- **TASK BRIEF**: Extract every line that contains the string "text".

Data records
** BEGIN **
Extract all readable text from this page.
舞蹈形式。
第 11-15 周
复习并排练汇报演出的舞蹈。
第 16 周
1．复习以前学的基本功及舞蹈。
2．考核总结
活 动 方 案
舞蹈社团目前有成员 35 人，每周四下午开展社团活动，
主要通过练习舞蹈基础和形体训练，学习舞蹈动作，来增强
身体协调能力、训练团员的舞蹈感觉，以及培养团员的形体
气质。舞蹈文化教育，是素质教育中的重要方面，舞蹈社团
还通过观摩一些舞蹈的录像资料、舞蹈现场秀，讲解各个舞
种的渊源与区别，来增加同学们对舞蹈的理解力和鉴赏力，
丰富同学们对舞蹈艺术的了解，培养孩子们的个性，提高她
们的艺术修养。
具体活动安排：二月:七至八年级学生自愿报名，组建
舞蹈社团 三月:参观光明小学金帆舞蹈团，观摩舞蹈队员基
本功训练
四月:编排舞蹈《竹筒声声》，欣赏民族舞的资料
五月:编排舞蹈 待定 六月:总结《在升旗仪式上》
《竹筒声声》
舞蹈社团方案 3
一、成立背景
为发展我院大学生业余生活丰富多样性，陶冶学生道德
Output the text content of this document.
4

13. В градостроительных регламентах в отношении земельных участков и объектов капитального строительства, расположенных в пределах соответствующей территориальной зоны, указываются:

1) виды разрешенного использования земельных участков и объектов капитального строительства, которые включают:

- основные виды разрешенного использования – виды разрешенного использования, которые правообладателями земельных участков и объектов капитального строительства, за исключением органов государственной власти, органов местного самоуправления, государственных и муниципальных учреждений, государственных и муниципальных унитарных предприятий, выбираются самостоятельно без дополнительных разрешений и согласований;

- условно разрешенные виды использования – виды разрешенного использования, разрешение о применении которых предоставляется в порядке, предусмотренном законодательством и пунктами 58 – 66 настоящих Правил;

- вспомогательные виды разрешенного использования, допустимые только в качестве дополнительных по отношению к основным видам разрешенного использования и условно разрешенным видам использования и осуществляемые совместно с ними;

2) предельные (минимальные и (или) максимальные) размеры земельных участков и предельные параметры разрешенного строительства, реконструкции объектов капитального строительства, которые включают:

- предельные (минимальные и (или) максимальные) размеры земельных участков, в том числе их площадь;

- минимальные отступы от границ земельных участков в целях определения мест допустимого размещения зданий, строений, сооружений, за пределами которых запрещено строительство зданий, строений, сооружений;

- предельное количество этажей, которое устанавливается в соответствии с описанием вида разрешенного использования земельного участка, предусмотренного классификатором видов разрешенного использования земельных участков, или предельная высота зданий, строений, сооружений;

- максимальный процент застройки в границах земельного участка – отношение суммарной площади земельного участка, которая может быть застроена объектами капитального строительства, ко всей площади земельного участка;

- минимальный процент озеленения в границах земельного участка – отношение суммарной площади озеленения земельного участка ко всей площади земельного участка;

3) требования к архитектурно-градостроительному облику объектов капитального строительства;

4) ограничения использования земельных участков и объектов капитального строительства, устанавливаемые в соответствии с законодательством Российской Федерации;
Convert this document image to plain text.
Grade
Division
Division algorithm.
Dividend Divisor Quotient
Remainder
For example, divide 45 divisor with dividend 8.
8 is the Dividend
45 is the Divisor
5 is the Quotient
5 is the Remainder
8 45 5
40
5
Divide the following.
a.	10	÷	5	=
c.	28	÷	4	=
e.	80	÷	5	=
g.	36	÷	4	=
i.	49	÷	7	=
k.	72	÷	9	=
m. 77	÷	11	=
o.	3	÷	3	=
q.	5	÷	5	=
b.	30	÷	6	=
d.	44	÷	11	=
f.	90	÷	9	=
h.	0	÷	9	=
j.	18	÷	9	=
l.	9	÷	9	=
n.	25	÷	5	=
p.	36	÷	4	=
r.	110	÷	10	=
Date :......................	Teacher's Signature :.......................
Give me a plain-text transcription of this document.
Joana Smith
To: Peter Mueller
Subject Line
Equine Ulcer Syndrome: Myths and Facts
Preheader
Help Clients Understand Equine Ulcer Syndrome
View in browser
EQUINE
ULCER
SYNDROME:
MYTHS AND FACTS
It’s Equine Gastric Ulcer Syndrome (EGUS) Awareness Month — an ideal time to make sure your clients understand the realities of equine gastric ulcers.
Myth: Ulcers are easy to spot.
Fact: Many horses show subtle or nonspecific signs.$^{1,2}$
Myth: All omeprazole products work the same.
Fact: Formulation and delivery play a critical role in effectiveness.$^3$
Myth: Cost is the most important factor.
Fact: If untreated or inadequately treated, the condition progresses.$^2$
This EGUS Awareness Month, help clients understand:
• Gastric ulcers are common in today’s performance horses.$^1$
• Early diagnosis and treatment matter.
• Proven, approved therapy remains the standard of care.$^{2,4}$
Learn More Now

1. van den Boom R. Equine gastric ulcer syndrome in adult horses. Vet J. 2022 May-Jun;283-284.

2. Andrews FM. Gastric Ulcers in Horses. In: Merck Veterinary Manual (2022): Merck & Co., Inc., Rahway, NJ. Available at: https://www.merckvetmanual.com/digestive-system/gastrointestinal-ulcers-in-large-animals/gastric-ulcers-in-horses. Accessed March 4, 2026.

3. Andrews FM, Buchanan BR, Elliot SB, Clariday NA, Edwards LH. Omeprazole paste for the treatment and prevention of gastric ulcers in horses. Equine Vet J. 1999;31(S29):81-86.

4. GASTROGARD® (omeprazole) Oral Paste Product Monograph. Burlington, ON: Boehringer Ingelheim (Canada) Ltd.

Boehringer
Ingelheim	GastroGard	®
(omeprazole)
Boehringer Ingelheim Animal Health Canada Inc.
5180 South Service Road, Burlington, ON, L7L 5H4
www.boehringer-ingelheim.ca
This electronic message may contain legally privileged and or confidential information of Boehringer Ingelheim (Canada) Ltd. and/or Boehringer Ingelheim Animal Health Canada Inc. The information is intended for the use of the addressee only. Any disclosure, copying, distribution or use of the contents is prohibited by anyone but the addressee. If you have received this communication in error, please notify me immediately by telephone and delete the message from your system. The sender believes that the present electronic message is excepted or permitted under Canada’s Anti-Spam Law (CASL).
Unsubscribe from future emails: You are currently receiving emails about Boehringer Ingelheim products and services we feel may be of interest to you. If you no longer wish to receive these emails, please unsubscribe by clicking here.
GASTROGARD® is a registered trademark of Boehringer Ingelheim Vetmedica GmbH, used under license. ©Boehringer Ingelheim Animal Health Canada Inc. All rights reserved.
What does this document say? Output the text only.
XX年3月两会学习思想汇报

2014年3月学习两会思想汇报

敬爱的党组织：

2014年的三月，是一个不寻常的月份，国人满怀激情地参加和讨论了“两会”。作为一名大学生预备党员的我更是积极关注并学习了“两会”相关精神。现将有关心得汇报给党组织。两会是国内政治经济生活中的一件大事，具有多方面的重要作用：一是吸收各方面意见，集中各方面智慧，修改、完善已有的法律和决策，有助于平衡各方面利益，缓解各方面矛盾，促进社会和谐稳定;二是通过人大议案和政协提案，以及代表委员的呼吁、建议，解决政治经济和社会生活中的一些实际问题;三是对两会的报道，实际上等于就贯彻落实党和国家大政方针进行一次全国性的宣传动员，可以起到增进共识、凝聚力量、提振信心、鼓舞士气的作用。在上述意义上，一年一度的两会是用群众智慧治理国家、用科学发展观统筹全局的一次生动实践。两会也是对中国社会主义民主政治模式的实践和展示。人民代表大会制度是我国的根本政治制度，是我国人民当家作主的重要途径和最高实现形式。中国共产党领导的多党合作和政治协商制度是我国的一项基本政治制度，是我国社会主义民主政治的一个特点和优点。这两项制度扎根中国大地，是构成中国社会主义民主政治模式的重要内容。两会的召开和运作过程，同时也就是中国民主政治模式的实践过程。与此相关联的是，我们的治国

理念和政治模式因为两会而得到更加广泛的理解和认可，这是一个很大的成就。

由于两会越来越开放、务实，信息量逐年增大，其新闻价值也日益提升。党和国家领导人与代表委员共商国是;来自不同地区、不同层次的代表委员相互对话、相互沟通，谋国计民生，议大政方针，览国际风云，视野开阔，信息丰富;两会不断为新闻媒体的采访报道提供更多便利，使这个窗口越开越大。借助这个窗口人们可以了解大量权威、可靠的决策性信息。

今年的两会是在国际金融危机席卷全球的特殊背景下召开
** END **
- **REPLY**:
Extract all readable text from this page.
Output the text content of this document.
Convert this document image to plain text.
Give me a plain-text transcription of this document.
What does this document say? Output the text only.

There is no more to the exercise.